[Start of Provided data]

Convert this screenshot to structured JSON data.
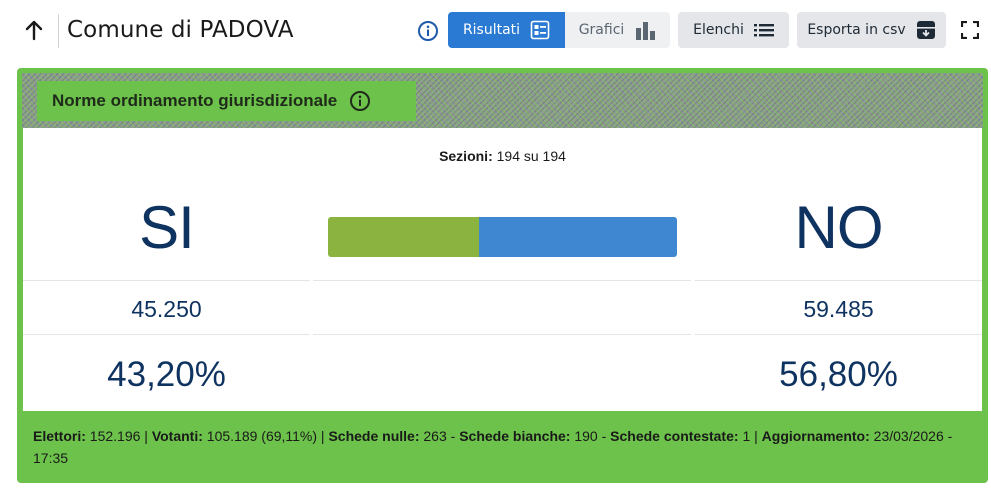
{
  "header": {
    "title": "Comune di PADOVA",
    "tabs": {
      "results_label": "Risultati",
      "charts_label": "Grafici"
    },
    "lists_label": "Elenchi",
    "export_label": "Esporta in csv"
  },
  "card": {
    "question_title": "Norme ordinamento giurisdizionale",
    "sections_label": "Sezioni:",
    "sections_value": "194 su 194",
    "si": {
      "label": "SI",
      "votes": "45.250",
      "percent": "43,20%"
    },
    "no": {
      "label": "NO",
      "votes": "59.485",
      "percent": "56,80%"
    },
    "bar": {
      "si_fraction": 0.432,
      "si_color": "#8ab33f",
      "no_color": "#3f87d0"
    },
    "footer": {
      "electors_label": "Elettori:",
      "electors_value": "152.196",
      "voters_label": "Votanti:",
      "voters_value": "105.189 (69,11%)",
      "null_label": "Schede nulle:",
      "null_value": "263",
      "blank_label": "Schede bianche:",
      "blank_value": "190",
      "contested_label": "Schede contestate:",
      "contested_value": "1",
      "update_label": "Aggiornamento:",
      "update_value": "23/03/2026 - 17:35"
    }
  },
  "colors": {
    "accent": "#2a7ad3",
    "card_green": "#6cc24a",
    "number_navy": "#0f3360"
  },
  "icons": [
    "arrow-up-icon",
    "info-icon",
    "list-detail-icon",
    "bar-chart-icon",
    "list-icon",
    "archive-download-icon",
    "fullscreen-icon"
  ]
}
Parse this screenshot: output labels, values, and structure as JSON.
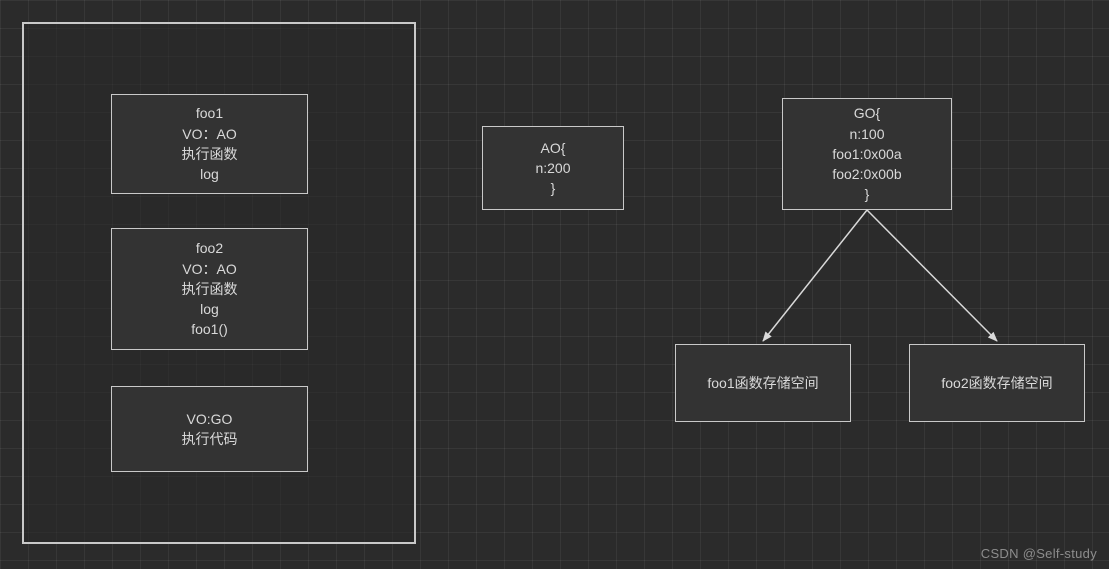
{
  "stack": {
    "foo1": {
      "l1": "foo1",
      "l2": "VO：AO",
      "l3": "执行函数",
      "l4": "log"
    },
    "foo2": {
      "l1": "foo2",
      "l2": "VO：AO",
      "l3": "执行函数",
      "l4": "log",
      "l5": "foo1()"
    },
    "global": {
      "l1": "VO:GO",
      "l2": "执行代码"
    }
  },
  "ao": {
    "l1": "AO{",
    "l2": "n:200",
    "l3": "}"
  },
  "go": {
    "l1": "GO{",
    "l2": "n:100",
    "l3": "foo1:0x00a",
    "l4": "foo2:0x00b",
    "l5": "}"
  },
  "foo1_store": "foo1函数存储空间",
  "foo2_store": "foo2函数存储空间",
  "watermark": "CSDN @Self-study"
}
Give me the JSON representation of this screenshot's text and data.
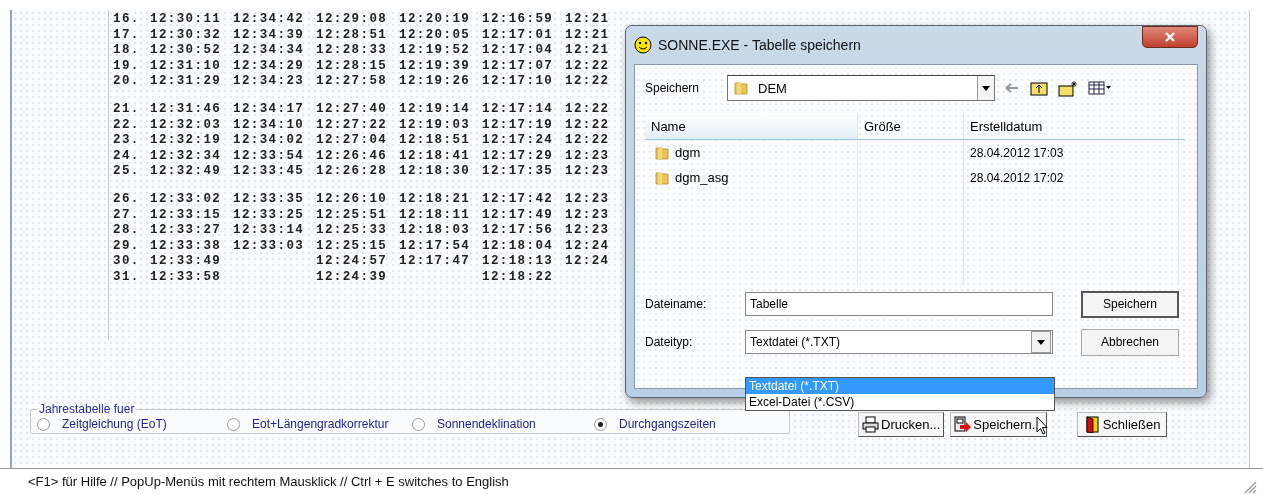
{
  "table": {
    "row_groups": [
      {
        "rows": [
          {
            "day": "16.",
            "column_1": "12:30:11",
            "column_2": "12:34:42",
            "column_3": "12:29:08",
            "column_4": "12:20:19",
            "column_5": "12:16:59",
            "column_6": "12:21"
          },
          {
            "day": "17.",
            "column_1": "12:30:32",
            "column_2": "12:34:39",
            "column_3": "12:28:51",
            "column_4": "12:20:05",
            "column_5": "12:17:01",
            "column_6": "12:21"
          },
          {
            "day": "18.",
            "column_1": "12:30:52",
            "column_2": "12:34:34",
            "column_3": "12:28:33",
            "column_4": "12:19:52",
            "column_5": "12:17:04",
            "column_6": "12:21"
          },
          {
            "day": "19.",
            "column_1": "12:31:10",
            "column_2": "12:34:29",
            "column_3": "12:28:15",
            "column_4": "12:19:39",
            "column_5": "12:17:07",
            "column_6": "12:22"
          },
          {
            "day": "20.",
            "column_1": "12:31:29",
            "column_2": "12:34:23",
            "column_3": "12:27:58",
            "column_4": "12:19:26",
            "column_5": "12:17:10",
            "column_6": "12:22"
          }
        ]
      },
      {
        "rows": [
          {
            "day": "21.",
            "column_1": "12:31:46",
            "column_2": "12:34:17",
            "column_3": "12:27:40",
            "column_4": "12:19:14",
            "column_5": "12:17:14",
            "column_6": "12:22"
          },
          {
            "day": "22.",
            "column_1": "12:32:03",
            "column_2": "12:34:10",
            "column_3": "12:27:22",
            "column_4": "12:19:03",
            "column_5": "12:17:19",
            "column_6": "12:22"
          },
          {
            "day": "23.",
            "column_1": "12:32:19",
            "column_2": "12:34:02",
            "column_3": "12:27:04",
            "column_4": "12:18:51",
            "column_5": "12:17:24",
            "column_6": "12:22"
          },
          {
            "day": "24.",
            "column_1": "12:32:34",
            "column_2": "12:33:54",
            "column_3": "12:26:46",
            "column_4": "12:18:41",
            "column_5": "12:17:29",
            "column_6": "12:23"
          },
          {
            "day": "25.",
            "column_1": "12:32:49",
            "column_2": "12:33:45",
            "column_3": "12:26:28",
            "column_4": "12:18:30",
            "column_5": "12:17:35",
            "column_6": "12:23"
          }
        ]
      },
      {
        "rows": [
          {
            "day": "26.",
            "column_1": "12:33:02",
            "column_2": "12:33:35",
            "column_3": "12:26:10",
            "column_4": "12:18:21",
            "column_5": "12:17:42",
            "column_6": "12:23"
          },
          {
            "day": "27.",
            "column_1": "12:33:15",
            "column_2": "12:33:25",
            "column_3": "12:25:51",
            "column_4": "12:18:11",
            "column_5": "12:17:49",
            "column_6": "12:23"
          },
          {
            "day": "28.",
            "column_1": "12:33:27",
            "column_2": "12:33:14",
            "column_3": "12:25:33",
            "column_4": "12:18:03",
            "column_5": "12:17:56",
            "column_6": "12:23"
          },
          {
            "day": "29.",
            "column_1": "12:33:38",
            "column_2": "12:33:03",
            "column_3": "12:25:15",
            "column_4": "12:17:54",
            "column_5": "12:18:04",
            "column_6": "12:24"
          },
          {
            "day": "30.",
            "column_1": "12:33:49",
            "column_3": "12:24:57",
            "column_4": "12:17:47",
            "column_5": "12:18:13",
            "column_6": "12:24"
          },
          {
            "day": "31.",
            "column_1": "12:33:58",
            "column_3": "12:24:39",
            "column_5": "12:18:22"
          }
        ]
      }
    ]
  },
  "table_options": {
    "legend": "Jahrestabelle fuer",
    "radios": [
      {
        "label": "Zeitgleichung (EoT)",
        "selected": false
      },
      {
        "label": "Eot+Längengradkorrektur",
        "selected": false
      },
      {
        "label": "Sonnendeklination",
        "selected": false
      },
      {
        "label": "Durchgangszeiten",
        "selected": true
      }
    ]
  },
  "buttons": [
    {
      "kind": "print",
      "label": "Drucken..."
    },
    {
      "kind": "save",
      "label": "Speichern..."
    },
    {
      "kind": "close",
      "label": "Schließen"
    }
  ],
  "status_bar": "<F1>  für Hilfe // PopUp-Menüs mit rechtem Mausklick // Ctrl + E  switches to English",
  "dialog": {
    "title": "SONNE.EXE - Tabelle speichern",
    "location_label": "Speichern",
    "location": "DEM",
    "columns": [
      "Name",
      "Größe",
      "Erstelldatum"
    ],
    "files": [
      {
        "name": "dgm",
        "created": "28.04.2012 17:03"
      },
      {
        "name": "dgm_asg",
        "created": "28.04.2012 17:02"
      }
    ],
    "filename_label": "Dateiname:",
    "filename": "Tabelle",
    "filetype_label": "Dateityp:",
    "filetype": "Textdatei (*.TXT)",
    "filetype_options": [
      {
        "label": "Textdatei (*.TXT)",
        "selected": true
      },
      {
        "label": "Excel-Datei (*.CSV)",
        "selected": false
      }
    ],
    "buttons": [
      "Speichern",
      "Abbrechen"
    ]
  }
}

[End of Provided data]
[Start of Provided data]

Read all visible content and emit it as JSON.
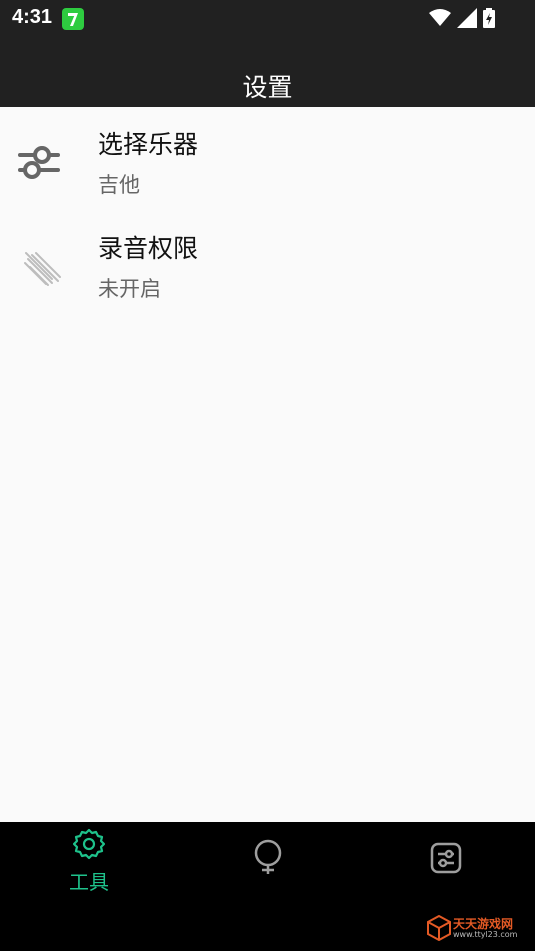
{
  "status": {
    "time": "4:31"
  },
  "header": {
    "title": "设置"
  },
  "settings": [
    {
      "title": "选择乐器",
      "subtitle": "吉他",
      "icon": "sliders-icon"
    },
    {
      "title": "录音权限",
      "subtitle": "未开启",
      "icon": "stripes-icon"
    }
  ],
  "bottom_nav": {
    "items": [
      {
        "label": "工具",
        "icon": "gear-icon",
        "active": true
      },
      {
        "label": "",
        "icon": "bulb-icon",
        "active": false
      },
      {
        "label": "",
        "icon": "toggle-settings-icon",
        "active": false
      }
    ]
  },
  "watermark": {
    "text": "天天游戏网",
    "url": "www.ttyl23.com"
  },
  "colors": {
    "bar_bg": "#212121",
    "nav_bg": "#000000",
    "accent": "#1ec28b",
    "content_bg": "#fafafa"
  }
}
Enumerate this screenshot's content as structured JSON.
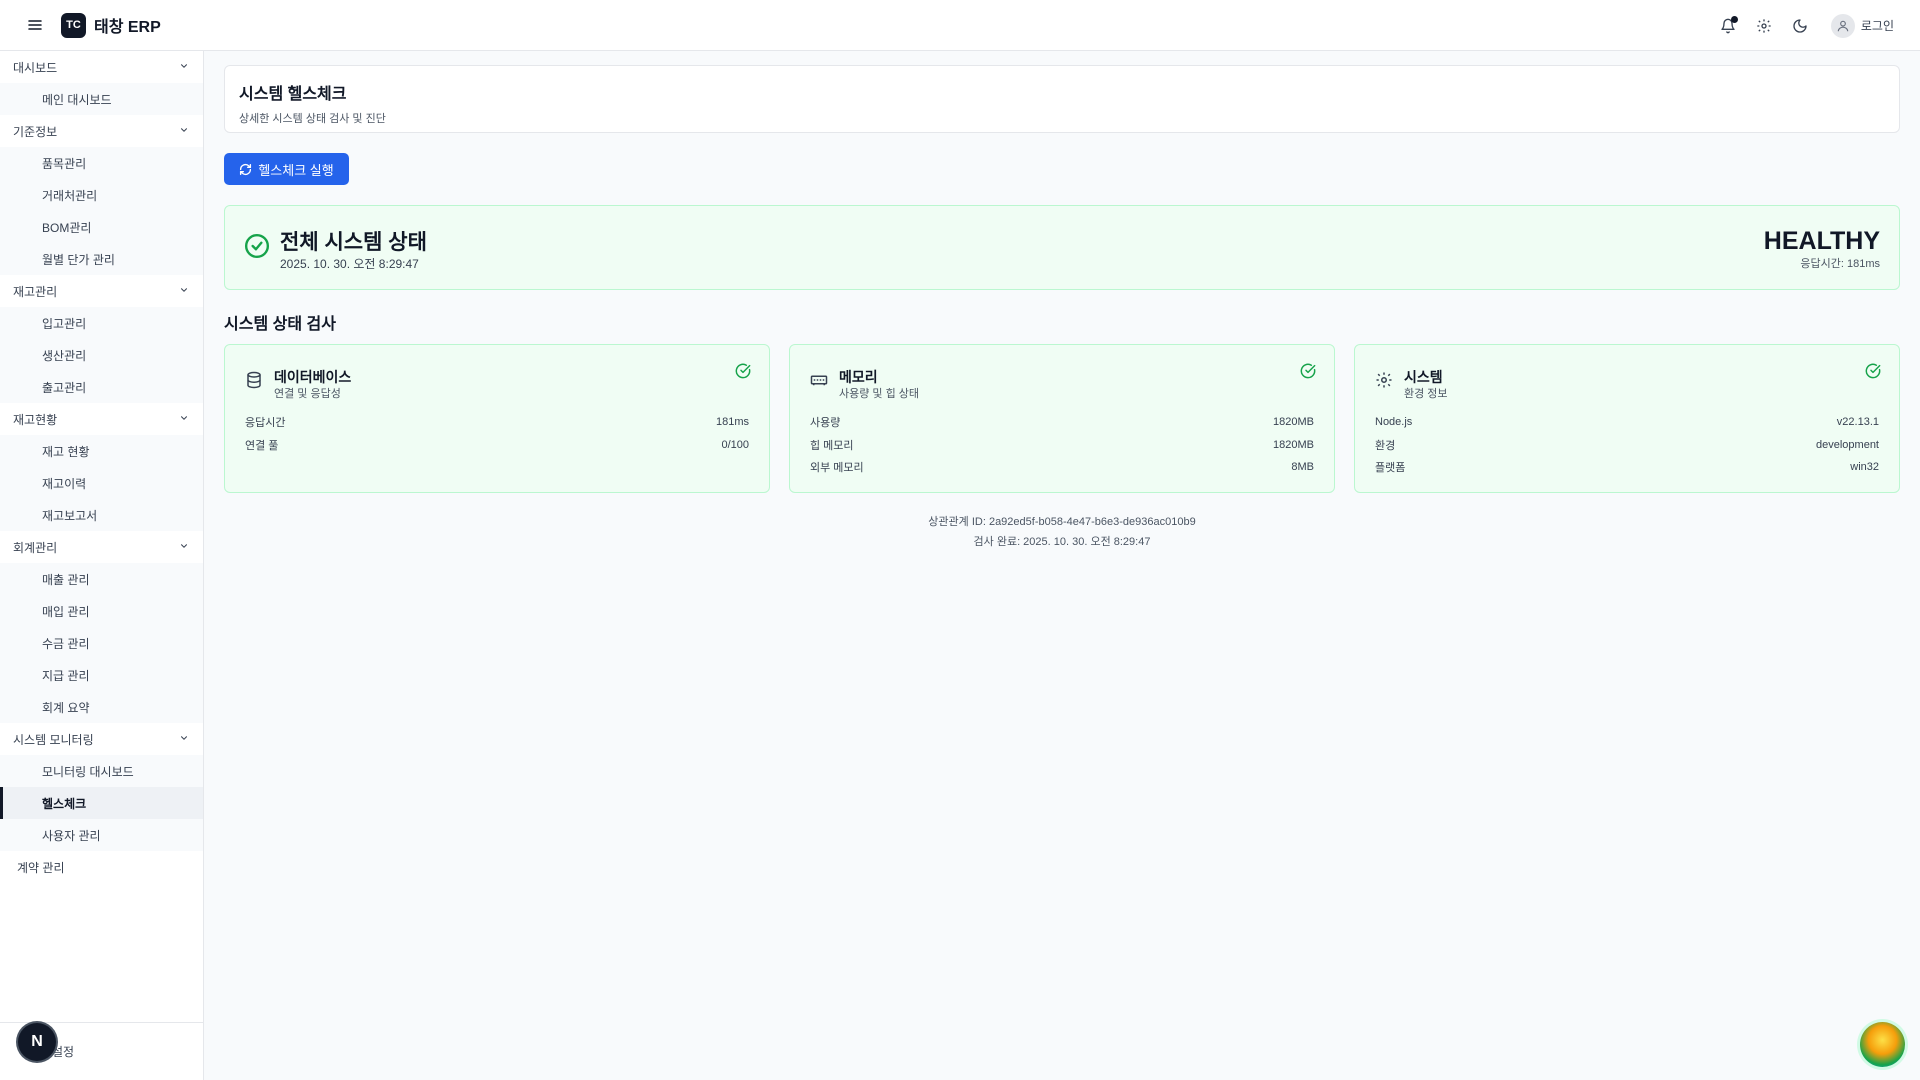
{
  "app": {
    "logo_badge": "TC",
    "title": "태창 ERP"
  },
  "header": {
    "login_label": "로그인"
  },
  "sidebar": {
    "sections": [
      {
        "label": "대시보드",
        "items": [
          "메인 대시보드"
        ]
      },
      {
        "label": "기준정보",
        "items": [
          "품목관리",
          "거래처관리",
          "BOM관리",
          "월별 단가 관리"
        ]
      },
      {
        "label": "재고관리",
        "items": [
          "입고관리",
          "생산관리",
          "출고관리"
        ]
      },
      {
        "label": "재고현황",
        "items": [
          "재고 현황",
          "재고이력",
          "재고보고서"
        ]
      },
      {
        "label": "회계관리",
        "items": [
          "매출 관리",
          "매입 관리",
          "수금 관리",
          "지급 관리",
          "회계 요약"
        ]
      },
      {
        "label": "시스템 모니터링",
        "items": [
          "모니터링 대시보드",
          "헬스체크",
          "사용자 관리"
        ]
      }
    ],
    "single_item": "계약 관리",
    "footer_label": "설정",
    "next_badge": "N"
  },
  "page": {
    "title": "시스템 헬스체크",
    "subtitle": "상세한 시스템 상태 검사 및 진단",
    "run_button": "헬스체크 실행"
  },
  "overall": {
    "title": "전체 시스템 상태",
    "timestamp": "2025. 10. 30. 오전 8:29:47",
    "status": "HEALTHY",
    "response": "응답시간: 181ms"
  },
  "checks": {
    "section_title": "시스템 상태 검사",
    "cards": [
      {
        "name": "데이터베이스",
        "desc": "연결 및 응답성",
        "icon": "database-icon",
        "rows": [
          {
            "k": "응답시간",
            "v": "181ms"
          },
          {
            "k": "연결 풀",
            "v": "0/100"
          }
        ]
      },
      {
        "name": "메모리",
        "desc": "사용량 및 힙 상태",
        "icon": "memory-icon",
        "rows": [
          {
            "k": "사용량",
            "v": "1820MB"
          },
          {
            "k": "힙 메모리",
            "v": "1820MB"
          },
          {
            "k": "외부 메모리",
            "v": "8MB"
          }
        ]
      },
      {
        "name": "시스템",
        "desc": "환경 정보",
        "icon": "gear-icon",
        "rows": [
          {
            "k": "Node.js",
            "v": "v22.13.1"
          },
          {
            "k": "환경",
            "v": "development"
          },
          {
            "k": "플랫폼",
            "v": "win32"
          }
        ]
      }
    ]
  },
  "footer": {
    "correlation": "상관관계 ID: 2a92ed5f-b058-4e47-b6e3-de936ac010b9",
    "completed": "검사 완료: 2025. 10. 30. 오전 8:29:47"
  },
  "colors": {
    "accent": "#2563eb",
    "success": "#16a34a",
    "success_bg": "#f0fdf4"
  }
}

[End of Provided data]

» **Stated exercise**
Copy out every line from the material above in which the word "accent" appears.

» **Solution**
    "accent": "#2a7ad3",
    "accent": "#1ec28b",
    "accent": "#2563eb",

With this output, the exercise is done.